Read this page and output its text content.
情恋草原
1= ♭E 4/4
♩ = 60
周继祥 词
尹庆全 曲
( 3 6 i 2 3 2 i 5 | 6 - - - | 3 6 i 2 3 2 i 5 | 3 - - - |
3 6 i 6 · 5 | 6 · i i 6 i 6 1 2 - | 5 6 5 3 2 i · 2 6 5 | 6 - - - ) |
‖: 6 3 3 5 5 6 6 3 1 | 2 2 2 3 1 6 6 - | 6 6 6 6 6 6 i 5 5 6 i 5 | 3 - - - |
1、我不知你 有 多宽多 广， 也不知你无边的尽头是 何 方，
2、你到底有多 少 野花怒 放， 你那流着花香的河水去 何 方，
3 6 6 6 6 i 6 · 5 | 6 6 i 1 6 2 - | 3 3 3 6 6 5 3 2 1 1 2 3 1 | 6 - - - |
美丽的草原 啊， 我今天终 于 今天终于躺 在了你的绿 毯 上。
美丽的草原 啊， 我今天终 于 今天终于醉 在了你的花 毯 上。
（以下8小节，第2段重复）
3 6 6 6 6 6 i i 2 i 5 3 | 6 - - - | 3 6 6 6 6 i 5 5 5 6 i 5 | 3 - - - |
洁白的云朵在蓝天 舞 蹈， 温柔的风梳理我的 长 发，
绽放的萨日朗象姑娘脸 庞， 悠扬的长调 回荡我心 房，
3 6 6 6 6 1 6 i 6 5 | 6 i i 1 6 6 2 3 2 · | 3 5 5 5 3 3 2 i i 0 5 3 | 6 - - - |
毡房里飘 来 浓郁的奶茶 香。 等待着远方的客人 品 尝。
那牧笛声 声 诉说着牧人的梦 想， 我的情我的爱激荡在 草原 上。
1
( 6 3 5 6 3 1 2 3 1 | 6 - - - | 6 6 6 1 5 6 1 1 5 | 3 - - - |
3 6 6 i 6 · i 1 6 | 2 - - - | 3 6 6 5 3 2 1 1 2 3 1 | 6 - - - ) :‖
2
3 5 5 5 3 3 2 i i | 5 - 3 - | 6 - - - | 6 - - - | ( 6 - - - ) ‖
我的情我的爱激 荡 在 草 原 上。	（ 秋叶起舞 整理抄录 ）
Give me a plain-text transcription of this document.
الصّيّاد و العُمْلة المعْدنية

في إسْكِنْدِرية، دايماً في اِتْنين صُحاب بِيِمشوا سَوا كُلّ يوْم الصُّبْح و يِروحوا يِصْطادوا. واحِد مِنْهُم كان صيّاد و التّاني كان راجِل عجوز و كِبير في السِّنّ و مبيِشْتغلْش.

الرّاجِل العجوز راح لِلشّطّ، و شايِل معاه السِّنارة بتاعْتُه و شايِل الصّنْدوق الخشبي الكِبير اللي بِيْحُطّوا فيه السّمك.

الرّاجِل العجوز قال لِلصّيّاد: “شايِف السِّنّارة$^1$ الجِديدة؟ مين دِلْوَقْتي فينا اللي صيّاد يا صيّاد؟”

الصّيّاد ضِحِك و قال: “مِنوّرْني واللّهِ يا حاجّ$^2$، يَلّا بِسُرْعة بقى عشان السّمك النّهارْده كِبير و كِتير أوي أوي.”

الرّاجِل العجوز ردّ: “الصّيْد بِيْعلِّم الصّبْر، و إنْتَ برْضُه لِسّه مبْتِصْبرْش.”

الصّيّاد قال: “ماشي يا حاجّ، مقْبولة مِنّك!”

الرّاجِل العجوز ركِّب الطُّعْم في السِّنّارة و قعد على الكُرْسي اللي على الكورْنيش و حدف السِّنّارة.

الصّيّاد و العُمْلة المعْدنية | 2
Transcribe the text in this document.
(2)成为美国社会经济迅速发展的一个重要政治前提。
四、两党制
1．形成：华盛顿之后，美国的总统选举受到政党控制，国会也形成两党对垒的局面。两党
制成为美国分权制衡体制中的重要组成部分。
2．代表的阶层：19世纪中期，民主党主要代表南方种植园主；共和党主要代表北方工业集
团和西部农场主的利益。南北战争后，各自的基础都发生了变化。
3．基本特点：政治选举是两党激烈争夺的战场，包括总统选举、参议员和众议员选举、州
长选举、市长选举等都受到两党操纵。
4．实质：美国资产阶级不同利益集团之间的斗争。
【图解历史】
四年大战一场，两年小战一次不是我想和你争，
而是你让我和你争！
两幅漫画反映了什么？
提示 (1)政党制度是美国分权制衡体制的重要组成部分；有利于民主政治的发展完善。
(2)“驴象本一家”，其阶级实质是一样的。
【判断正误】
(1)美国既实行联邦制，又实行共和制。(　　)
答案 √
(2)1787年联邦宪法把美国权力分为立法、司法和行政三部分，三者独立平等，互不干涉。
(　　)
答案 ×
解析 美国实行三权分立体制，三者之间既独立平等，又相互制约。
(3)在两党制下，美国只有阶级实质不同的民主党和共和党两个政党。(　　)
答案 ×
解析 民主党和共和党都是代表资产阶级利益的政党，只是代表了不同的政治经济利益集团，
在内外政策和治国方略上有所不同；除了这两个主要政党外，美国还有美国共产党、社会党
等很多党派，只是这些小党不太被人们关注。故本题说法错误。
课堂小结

- **EXERCISE DESCRIPTION**
Return all of the data word for word.

- **WRITTEN RESPONSE**
Read this page and output its text content.
情恋草原
1= ♭E 4/4
♩ = 60
周继祥 词
尹庆全 曲
( 3 6 i 2 3 2 i 5 | 6 - - - | 3 6 i 2 3 2 i 5 | 3 - - - |
3 6 i 6 · 5 | 6 · i i 6 i 6 1 2 - | 5 6 5 3 2 i · 2 6 5 | 6 - - - ) |
‖: 6 3 3 5 5 6 6 3 1 | 2 2 2 3 1 6 6 - | 6 6 6 6 6 6 i 5 5 6 i 5 | 3 - - - |
1、我不知你 有 多宽多 广， 也不知你无边的尽头是 何 方，
2、你到底有多 少 野花怒 放， 你那流着花香的河水去 何 方，
3 6 6 6 6 i 6 · 5 | 6 6 i 1 6 2 - | 3 3 3 6 6 5 3 2 1 1 2 3 1 | 6 - - - |
美丽的草原 啊， 我今天终 于 今天终于躺 在了你的绿 毯 上。
美丽的草原 啊， 我今天终 于 今天终于醉 在了你的花 毯 上。
（以下8小节，第2段重复）
3 6 6 6 6 6 i i 2 i 5 3 | 6 - - - | 3 6 6 6 6 i 5 5 5 6 i 5 | 3 - - - |
洁白的云朵在蓝天 舞 蹈， 温柔的风梳理我的 长 发，
绽放的萨日朗象姑娘脸 庞， 悠扬的长调 回荡我心 房，
3 6 6 6 6 1 6 i 6 5 | 6 i i 1 6 6 2 3 2 · | 3 5 5 5 3 3 2 i i 0 5 3 | 6 - - - |
毡房里飘 来 浓郁的奶茶 香。 等待着远方的客人 品 尝。
那牧笛声 声 诉说着牧人的梦 想， 我的情我的爱激荡在 草原 上。
1
( 6 3 5 6 3 1 2 3 1 | 6 - - - | 6 6 6 1 5 6 1 1 5 | 3 - - - |
3 6 6 i 6 · i 1 6 | 2 - - - | 3 6 6 5 3 2 1 1 2 3 1 | 6 - - - ) :‖
2
3 5 5 5 3 3 2 i i | 5 - 3 - | 6 - - - | 6 - - - | ( 6 - - - ) ‖
我的情我的爱激 荡 在 草 原 上。	（ 秋叶起舞 整理抄录 ）
Give me a plain-text transcription of this document.
الصّيّاد و العُمْلة المعْدنية

في إسْكِنْدِرية، دايماً في اِتْنين صُحاب بِيِمشوا سَوا كُلّ يوْم الصُّبْح و يِروحوا يِصْطادوا. واحِد مِنْهُم كان صيّاد و التّاني كان راجِل عجوز و كِبير في السِّنّ و مبيِشْتغلْش.

الرّاجِل العجوز راح لِلشّطّ، و شايِل معاه السِّنارة بتاعْتُه و شايِل الصّنْدوق الخشبي الكِبير اللي بِيْحُطّوا فيه السّمك.

الرّاجِل العجوز قال لِلصّيّاد: “شايِف السِّنّارة$^1$ الجِديدة؟ مين دِلْوَقْتي فينا اللي صيّاد يا صيّاد؟”

الصّيّاد ضِحِك و قال: “مِنوّرْني واللّهِ يا حاجّ$^2$، يَلّا بِسُرْعة بقى عشان السّمك النّهارْده كِبير و كِتير أوي أوي.”

الرّاجِل العجوز ردّ: “الصّيْد بِيْعلِّم الصّبْر، و إنْتَ برْضُه لِسّه مبْتِصْبرْش.”

الصّيّاد قال: “ماشي يا حاجّ، مقْبولة مِنّك!”

الرّاجِل العجوز ركِّب الطُّعْم في السِّنّارة و قعد على الكُرْسي اللي على الكورْنيش و حدف السِّنّارة.

الصّيّاد و العُمْلة المعْدنية | 2
Transcribe the text in this document.
(2)成为美国社会经济迅速发展的一个重要政治前提。
四、两党制
1．形成：华盛顿之后，美国的总统选举受到政党控制，国会也形成两党对垒的局面。两党
制成为美国分权制衡体制中的重要组成部分。
2．代表的阶层：19世纪中期，民主党主要代表南方种植园主；共和党主要代表北方工业集
团和西部农场主的利益。南北战争后，各自的基础都发生了变化。
3．基本特点：政治选举是两党激烈争夺的战场，包括总统选举、参议员和众议员选举、州
长选举、市长选举等都受到两党操纵。
4．实质：美国资产阶级不同利益集团之间的斗争。
【图解历史】
四年大战一场，两年小战一次不是我想和你争，
而是你让我和你争！
两幅漫画反映了什么？
提示 (1)政党制度是美国分权制衡体制的重要组成部分；有利于民主政治的发展完善。
(2)“驴象本一家”，其阶级实质是一样的。
【判断正误】
(1)美国既实行联邦制，又实行共和制。(　　)
答案 √
(2)1787年联邦宪法把美国权力分为立法、司法和行政三部分，三者独立平等，互不干涉。
(　　)
答案 ×
解析 美国实行三权分立体制，三者之间既独立平等，又相互制约。
(3)在两党制下，美国只有阶级实质不同的民主党和共和党两个政党。(　　)
答案 ×
解析 民主党和共和党都是代表资产阶级利益的政党，只是代表了不同的政治经济利益集团，
在内外政策和治国方略上有所不同；除了这两个主要政党外，美国还有美国共产党、社会党
等很多党派，只是这些小党不太被人们关注。故本题说法错误。
课堂小结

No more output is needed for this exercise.